Set exercise - Leave out the pictures, then reproduce the rest of the material exactly.

● ● ● ● ● ● ●

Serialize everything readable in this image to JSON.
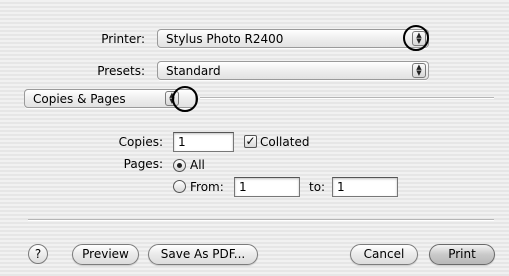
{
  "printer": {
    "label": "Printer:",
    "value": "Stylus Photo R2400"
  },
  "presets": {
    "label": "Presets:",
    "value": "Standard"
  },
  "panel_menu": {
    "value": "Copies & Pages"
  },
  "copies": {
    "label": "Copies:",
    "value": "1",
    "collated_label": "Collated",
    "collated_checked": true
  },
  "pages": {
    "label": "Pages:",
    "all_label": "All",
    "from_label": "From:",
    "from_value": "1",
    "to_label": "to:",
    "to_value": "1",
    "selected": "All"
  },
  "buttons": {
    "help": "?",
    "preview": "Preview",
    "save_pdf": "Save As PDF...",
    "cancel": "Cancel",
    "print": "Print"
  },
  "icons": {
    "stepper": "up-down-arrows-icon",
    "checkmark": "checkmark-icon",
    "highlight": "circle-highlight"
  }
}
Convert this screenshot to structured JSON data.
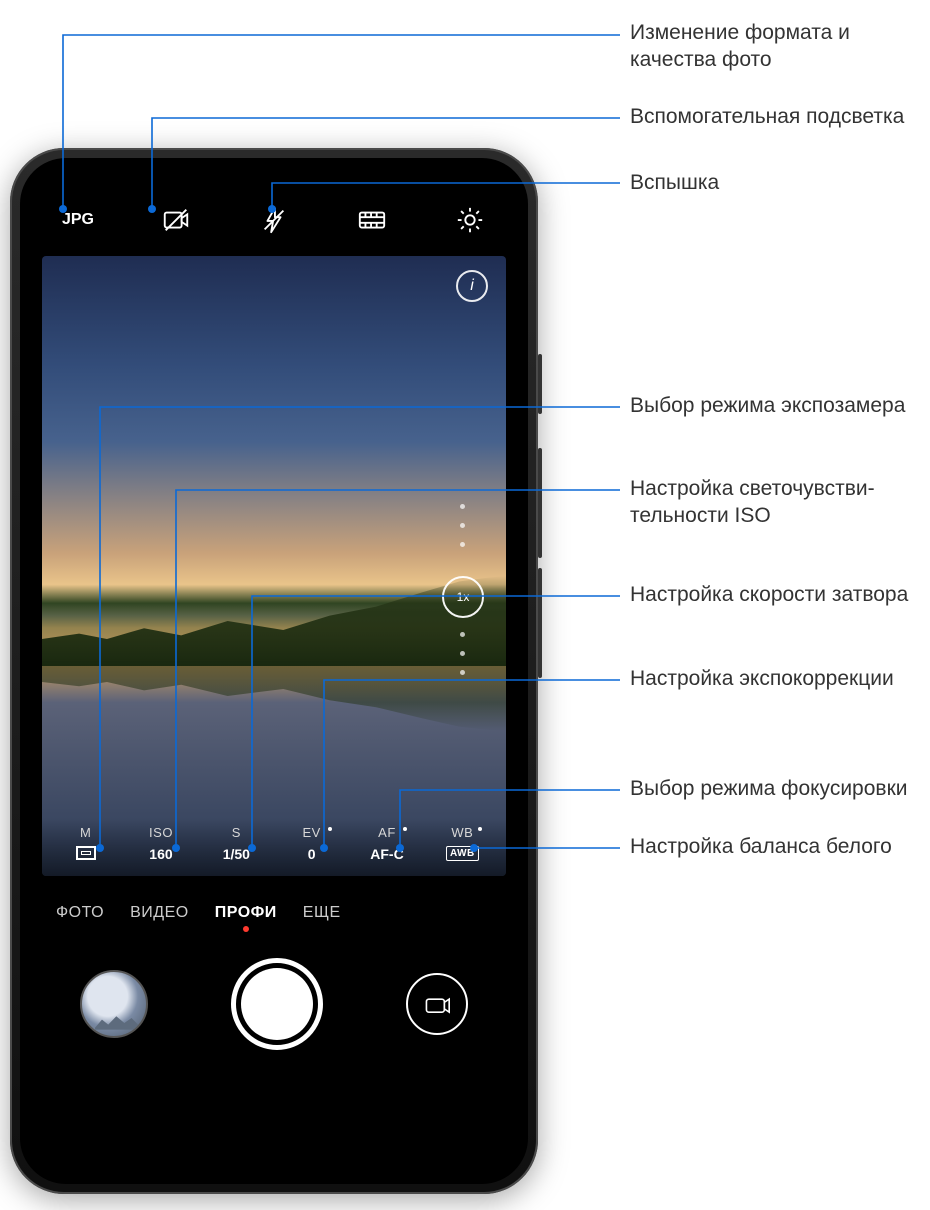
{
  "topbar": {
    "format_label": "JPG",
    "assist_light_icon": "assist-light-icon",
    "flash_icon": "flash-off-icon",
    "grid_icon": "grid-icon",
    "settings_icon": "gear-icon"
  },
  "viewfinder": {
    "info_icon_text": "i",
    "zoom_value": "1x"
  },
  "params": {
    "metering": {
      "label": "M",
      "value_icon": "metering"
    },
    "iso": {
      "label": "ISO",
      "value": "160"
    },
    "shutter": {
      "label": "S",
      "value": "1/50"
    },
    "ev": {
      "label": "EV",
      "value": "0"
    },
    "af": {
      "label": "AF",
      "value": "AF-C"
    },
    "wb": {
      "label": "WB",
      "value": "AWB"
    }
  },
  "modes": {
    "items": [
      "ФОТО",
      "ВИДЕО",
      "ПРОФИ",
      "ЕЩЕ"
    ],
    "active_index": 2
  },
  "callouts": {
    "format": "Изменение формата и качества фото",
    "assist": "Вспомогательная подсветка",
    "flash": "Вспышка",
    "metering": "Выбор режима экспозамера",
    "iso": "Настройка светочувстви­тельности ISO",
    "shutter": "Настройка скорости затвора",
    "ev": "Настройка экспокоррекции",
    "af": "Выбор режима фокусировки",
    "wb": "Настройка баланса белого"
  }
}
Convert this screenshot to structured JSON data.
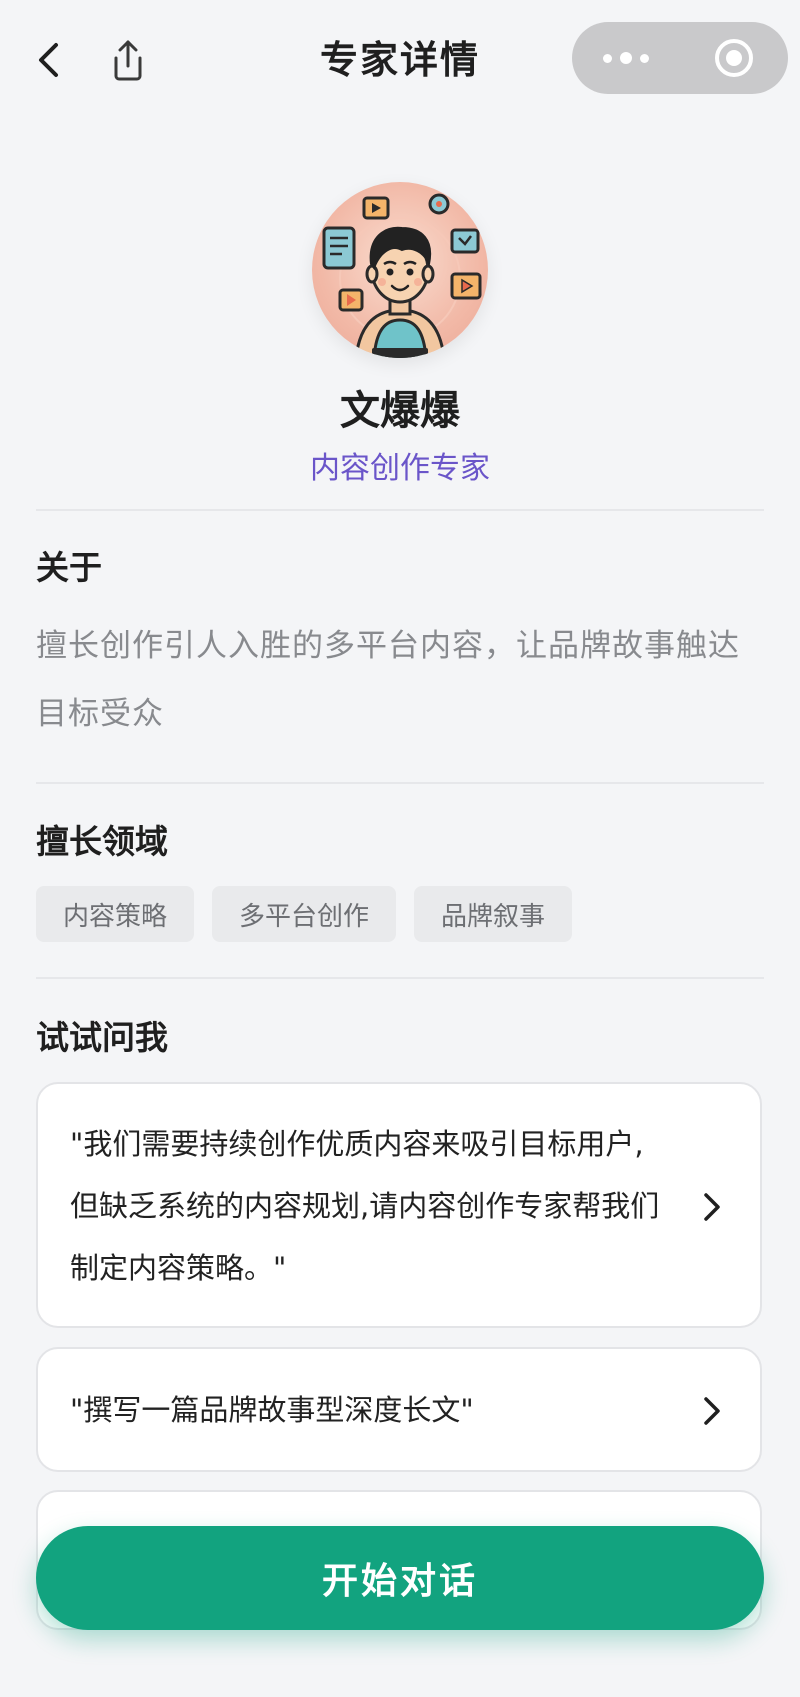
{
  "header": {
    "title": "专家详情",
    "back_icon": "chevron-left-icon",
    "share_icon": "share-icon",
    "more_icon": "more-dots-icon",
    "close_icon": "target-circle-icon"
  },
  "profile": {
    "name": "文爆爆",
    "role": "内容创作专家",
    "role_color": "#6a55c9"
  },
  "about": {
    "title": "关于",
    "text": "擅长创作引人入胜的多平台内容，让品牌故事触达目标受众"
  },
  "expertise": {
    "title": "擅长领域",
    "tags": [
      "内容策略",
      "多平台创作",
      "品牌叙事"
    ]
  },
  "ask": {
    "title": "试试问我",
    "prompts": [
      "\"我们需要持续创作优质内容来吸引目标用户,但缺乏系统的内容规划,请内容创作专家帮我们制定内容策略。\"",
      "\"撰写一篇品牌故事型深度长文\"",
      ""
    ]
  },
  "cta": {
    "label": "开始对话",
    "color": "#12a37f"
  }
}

● ● ● ● ● ● ●

Exercise output -
Serialize everything readable in this image to JSON.
{
  "printer": {
    "label": "Printer:",
    "value": "Stylus Photo R2400"
  },
  "presets": {
    "label": "Presets:",
    "value": "Standard"
  },
  "panel_menu": {
    "value": "Copies & Pages"
  },
  "copies": {
    "label": "Copies:",
    "value": "1",
    "collated_label": "Collated",
    "collated_checked": true
  },
  "pages": {
    "label": "Pages:",
    "all_label": "All",
    "from_label": "From:",
    "from_value": "1",
    "to_label": "to:",
    "to_value": "1",
    "selected": "All"
  },
  "buttons": {
    "help": "?",
    "preview": "Preview",
    "save_pdf": "Save As PDF...",
    "cancel": "Cancel",
    "print": "Print"
  },
  "icons": {
    "stepper": "up-down-arrows-icon",
    "checkmark": "checkmark-icon",
    "highlight": "circle-highlight"
  }
}
Convert this screenshot to structured JSON data.
{
  "topbar": {
    "format_label": "JPG",
    "assist_light_icon": "assist-light-icon",
    "flash_icon": "flash-off-icon",
    "grid_icon": "grid-icon",
    "settings_icon": "gear-icon"
  },
  "viewfinder": {
    "info_icon_text": "i",
    "zoom_value": "1x"
  },
  "params": {
    "metering": {
      "label": "M",
      "value_icon": "metering"
    },
    "iso": {
      "label": "ISO",
      "value": "160"
    },
    "shutter": {
      "label": "S",
      "value": "1/50"
    },
    "ev": {
      "label": "EV",
      "value": "0"
    },
    "af": {
      "label": "AF",
      "value": "AF-C"
    },
    "wb": {
      "label": "WB",
      "value": "AWB"
    }
  },
  "modes": {
    "items": [
      "ФОТО",
      "ВИДЕО",
      "ПРОФИ",
      "ЕЩЕ"
    ],
    "active_index": 2
  },
  "callouts": {
    "format": "Изменение формата и качества фото",
    "assist": "Вспомогательная подсветка",
    "flash": "Вспышка",
    "metering": "Выбор режима экспозамера",
    "iso": "Настройка светочувстви­тельности ISO",
    "shutter": "Настройка скорости затвора",
    "ev": "Настройка экспокоррекции",
    "af": "Выбор режима фокусировки",
    "wb": "Настройка баланса белого"
  }
}
Convert this screenshot to structured JSON data.
{
  "header": {
    "title": "专家详情",
    "back_icon": "chevron-left-icon",
    "share_icon": "share-icon",
    "more_icon": "more-dots-icon",
    "close_icon": "target-circle-icon"
  },
  "profile": {
    "name": "文爆爆",
    "role": "内容创作专家",
    "role_color": "#6a55c9"
  },
  "about": {
    "title": "关于",
    "text": "擅长创作引人入胜的多平台内容，让品牌故事触达目标受众"
  },
  "expertise": {
    "title": "擅长领域",
    "tags": [
      "内容策略",
      "多平台创作",
      "品牌叙事"
    ]
  },
  "ask": {
    "title": "试试问我",
    "prompts": [
      "\"我们需要持续创作优质内容来吸引目标用户,但缺乏系统的内容规划,请内容创作专家帮我们制定内容策略。\"",
      "\"撰写一篇品牌故事型深度长文\"",
      ""
    ]
  },
  "cta": {
    "label": "开始对话",
    "color": "#12a37f"
  }
}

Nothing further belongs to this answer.